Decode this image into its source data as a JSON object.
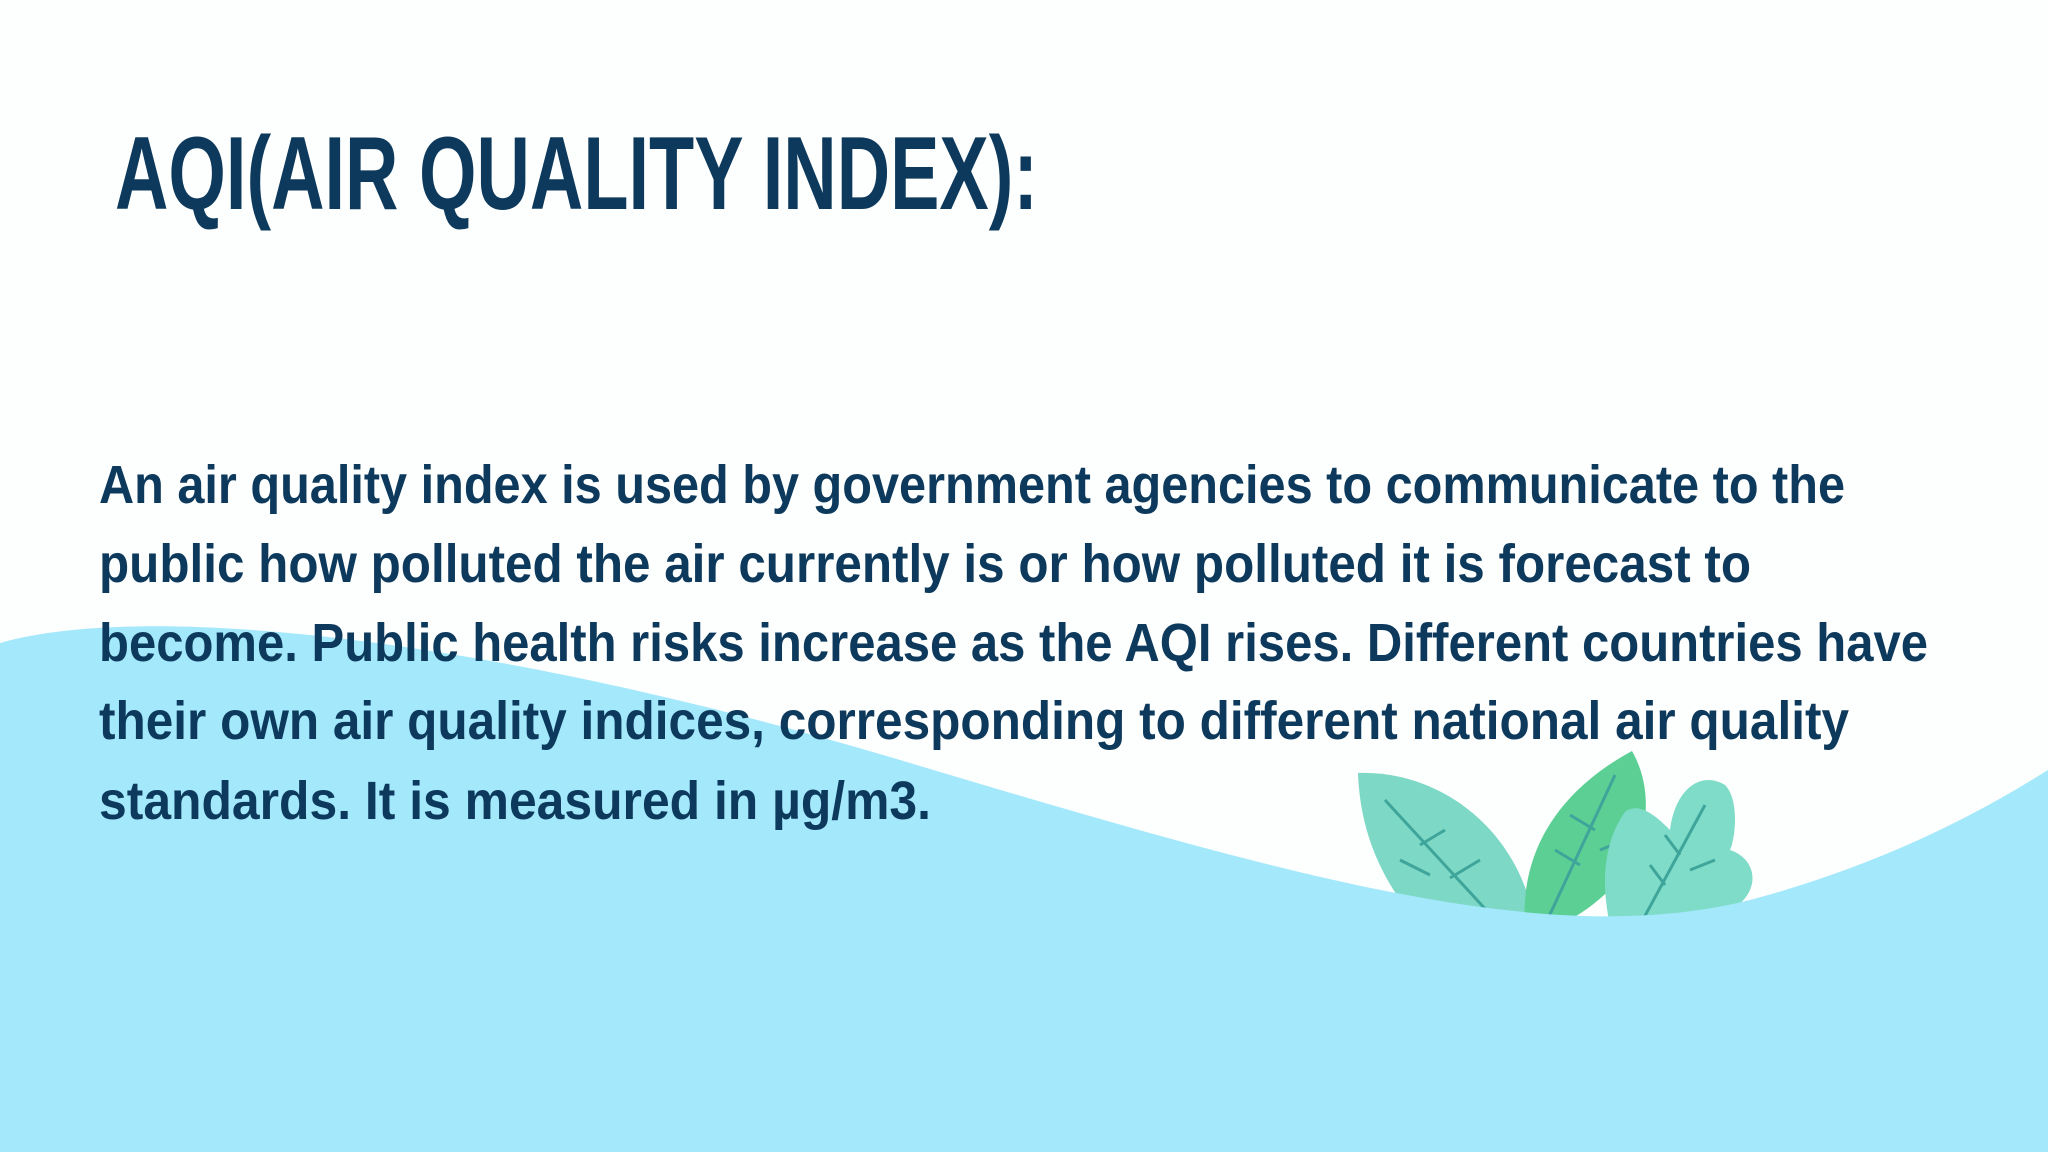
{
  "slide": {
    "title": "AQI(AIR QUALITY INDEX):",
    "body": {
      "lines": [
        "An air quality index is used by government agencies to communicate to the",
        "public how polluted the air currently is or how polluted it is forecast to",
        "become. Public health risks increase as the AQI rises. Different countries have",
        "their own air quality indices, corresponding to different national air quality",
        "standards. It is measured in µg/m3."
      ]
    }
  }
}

__Given exercise__: Set down all the entries exactly as they appear, but skip any pictures.

__Response for this exercise__:
Decode this image into its source data as a JSON object.
{
  "slide": {
    "title": "AQI(AIR QUALITY INDEX):",
    "body": {
      "lines": [
        "An air quality index is used by government agencies to communicate to the",
        "public how polluted the air currently is or how polluted it is forecast to",
        "become. Public health risks increase as the AQI rises. Different countries have",
        "their own air quality indices, corresponding to different national air quality",
        "standards. It is measured in µg/m3."
      ]
    }
  }
}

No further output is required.